AIM OF THE EXERCISE - Identify all lines in the data containing the string "обеспечению". Copy them out.

EXTRACTED INFORMATION -

----------------

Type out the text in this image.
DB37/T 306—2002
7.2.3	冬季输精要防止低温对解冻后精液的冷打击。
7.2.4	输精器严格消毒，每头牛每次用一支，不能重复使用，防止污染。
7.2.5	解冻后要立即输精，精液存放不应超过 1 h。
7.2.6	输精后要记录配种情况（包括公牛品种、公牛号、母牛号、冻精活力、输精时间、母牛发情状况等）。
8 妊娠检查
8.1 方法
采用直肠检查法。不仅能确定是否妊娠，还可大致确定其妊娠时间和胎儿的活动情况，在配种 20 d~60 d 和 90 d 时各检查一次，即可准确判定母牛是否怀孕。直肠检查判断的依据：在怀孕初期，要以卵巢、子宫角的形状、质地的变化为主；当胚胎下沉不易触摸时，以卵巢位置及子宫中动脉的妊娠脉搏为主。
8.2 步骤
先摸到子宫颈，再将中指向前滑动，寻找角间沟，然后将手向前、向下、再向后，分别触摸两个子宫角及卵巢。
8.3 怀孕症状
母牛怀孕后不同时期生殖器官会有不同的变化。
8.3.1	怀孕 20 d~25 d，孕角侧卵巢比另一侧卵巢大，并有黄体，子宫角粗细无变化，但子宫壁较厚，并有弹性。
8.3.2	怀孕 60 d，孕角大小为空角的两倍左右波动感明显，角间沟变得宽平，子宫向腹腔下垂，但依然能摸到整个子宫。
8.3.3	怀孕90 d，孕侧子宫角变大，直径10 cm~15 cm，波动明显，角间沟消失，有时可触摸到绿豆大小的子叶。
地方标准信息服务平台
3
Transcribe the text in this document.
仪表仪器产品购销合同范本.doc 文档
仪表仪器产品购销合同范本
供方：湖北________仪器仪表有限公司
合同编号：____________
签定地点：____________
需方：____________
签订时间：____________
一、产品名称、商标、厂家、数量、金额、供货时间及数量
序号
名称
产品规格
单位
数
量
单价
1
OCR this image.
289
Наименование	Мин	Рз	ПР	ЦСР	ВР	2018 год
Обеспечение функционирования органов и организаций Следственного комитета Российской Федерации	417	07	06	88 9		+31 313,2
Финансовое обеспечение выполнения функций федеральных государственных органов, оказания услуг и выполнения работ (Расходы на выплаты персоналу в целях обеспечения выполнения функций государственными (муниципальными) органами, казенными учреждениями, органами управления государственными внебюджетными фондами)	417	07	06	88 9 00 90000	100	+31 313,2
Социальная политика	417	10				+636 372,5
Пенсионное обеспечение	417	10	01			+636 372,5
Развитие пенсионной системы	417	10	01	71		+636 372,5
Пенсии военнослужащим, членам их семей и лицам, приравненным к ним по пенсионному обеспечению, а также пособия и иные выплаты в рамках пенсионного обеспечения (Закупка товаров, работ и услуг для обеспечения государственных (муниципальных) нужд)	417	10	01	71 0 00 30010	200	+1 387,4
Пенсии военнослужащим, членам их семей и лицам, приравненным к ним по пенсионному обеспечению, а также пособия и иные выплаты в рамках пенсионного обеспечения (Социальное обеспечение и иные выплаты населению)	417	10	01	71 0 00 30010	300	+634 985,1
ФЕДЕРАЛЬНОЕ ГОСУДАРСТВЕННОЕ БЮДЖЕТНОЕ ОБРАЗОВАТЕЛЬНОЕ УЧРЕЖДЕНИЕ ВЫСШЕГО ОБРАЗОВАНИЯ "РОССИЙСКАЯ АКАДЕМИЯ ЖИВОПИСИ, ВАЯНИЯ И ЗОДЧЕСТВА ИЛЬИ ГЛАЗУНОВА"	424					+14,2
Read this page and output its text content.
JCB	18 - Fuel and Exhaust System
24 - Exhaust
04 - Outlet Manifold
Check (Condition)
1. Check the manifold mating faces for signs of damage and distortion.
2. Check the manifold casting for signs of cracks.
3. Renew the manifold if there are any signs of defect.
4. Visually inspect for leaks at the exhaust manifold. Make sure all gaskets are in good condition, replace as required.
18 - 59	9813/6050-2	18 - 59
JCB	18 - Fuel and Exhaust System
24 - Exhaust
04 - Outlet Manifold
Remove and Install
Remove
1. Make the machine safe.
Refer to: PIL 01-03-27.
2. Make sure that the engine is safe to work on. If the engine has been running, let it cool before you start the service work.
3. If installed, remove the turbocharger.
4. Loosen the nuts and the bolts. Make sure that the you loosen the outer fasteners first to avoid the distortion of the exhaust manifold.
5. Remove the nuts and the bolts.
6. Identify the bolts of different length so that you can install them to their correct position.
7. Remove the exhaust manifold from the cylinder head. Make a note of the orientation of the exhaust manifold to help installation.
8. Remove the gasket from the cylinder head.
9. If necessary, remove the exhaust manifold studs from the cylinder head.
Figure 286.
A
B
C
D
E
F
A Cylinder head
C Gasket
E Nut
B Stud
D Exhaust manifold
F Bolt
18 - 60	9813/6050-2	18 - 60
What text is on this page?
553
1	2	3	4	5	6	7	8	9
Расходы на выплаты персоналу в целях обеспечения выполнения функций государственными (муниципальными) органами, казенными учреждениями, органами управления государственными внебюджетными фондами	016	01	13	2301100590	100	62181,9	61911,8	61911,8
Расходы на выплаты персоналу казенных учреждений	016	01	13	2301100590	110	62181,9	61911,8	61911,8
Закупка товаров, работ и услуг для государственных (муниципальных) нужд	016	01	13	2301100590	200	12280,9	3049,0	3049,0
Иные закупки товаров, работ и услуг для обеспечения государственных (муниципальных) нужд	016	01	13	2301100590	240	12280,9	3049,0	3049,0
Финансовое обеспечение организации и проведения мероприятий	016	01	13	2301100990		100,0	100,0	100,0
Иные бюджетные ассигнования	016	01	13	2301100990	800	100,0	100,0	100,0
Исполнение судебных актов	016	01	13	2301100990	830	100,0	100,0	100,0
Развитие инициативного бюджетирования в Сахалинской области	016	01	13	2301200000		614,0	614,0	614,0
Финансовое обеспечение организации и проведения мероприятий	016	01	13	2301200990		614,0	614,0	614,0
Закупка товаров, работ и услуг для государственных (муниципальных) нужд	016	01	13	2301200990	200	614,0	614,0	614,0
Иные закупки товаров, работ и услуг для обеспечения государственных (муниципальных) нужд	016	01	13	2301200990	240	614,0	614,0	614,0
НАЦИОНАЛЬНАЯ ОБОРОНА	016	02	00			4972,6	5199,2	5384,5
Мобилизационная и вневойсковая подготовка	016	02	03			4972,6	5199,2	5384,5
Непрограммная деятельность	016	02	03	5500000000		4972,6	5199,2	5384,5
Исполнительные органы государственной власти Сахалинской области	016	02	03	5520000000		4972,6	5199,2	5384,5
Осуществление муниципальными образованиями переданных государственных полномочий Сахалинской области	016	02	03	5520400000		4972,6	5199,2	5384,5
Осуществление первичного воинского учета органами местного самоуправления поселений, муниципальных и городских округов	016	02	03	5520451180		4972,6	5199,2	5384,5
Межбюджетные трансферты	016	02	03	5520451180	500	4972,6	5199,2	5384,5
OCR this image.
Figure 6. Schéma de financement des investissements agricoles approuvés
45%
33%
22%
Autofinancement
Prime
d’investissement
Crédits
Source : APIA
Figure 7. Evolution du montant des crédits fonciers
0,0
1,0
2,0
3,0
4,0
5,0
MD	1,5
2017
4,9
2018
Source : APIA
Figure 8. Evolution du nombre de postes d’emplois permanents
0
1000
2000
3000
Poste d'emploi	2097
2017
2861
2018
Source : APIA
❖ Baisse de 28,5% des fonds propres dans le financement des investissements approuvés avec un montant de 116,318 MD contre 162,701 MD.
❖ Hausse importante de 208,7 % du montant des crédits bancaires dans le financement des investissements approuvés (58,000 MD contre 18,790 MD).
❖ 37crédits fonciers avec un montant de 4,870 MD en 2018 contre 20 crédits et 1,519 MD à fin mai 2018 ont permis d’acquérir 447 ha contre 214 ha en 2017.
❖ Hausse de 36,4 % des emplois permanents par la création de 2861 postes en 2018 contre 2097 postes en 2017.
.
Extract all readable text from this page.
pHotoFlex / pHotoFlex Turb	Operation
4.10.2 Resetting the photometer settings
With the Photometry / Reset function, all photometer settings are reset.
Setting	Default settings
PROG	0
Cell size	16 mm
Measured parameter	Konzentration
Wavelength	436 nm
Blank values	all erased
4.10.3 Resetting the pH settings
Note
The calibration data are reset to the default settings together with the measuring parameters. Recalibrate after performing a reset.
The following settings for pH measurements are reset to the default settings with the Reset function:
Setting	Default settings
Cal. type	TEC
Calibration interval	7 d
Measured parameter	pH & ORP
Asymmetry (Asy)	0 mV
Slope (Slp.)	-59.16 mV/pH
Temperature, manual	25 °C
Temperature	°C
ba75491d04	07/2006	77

----------------

TASK ANSWER -
Пенсии военнослужащим, членам их семей и лицам, приравненным к ним по пенсионному обеспечению, а также пособия и иные выплаты в рамках пенсионного обеспечения (Закупка товаров, работ и услуг для обеспечения государственных (муниципальных) нужд)	417	10	01	71 0 00 30010	200	+1 387,4
Пенсии военнослужащим, членам их семей и лицам, приравненным к ним по пенсионному обеспечению, а также пособия и иные выплаты в рамках пенсионного обеспечения (Социальное обеспечение и иные выплаты населению)	417	10	01	71 0 00 30010	300	+634 985,1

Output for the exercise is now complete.